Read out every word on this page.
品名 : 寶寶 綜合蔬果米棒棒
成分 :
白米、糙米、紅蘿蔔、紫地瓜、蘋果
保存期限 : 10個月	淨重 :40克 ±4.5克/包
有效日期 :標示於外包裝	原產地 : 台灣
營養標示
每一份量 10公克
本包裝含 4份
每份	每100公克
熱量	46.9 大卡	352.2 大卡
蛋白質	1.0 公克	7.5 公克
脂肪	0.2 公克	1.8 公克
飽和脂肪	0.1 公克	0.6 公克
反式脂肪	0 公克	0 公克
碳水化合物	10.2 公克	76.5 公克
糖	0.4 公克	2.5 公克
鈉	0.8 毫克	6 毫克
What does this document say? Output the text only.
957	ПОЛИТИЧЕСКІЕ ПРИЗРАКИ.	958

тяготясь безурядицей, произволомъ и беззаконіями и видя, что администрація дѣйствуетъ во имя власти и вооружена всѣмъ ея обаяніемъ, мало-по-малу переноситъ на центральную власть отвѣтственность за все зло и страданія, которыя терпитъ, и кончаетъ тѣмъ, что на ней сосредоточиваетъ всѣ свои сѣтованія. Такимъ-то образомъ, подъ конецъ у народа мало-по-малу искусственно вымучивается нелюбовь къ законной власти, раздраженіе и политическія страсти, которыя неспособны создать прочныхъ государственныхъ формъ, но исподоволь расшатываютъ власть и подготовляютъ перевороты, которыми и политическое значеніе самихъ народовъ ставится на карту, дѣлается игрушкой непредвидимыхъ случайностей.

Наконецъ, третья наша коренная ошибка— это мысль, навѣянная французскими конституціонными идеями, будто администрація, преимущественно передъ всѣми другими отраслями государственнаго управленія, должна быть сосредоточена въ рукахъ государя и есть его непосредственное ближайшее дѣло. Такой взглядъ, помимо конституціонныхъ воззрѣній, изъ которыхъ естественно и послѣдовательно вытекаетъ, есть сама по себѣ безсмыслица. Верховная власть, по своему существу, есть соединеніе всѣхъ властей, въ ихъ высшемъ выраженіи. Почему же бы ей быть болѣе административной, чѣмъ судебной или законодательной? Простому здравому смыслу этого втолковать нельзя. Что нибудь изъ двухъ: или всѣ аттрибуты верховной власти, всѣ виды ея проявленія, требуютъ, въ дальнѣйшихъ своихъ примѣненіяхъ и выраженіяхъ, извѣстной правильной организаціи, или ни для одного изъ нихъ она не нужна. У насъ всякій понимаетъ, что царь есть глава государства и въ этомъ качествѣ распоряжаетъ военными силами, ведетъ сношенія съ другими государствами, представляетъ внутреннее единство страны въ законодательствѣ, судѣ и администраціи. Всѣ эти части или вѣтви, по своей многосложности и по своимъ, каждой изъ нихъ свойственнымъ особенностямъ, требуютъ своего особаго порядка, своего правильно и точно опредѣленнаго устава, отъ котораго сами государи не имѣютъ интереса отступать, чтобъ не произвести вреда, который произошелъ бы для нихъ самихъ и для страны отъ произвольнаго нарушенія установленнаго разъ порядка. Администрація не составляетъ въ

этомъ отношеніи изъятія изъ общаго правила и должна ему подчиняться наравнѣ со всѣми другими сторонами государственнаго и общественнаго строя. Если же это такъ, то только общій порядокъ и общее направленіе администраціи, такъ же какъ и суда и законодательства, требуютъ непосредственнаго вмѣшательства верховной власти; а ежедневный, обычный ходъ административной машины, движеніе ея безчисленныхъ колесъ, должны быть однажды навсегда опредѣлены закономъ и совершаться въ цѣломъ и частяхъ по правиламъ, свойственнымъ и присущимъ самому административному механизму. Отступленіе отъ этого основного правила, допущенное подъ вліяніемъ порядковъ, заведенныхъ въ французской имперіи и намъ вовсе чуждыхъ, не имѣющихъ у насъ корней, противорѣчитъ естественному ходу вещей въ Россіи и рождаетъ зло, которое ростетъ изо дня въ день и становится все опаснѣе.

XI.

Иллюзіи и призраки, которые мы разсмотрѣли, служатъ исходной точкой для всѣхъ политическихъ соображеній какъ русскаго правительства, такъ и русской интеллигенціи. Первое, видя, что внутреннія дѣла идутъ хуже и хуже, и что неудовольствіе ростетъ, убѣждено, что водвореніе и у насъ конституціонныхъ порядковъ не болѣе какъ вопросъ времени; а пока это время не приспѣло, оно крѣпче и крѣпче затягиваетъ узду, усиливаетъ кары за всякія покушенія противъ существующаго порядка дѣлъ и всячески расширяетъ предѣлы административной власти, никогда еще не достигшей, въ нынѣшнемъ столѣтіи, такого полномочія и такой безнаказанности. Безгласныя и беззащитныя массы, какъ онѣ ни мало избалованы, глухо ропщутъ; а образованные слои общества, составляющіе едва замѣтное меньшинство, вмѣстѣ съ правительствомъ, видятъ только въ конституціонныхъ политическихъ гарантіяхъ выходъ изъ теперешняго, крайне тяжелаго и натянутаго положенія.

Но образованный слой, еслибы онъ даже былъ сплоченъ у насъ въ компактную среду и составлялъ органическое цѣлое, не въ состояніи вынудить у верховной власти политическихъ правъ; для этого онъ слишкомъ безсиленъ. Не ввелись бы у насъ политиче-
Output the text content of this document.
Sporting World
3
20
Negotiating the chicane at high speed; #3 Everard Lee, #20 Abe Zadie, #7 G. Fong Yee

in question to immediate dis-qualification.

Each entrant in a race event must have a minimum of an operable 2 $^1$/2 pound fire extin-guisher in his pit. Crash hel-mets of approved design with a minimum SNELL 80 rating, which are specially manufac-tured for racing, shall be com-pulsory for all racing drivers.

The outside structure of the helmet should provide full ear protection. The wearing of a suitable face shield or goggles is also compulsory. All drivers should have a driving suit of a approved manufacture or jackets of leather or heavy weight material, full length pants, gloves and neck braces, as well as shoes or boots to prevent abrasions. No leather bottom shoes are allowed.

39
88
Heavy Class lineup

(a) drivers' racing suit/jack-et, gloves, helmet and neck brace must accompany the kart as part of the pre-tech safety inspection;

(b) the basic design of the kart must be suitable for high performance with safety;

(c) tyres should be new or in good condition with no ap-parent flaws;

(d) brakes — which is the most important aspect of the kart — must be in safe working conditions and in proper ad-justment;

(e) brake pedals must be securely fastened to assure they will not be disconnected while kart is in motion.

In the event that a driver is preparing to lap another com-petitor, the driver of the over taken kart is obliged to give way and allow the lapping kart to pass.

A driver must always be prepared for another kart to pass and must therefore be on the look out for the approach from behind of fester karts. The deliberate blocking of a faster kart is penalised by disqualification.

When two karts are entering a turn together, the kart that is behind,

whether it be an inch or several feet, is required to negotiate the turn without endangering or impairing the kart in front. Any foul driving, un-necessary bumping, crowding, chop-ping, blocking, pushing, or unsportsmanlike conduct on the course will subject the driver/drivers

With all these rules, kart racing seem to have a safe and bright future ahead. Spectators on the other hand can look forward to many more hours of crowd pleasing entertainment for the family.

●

**GIVEN TASK**. From the data above, copy out every line with the string "design" in it.

**EXERCISE RESPONSE**.
Each entrant in a race event must have a minimum of an operable 2 $^1$/2 pound fire extin-guisher in his pit. Crash hel-mets of approved design with a minimum SNELL 80 rating, which are specially manufac-tured for racing, shall be com-pulsory for all racing drivers.
(b) the basic design of the kart must be suitable for high performance with safety;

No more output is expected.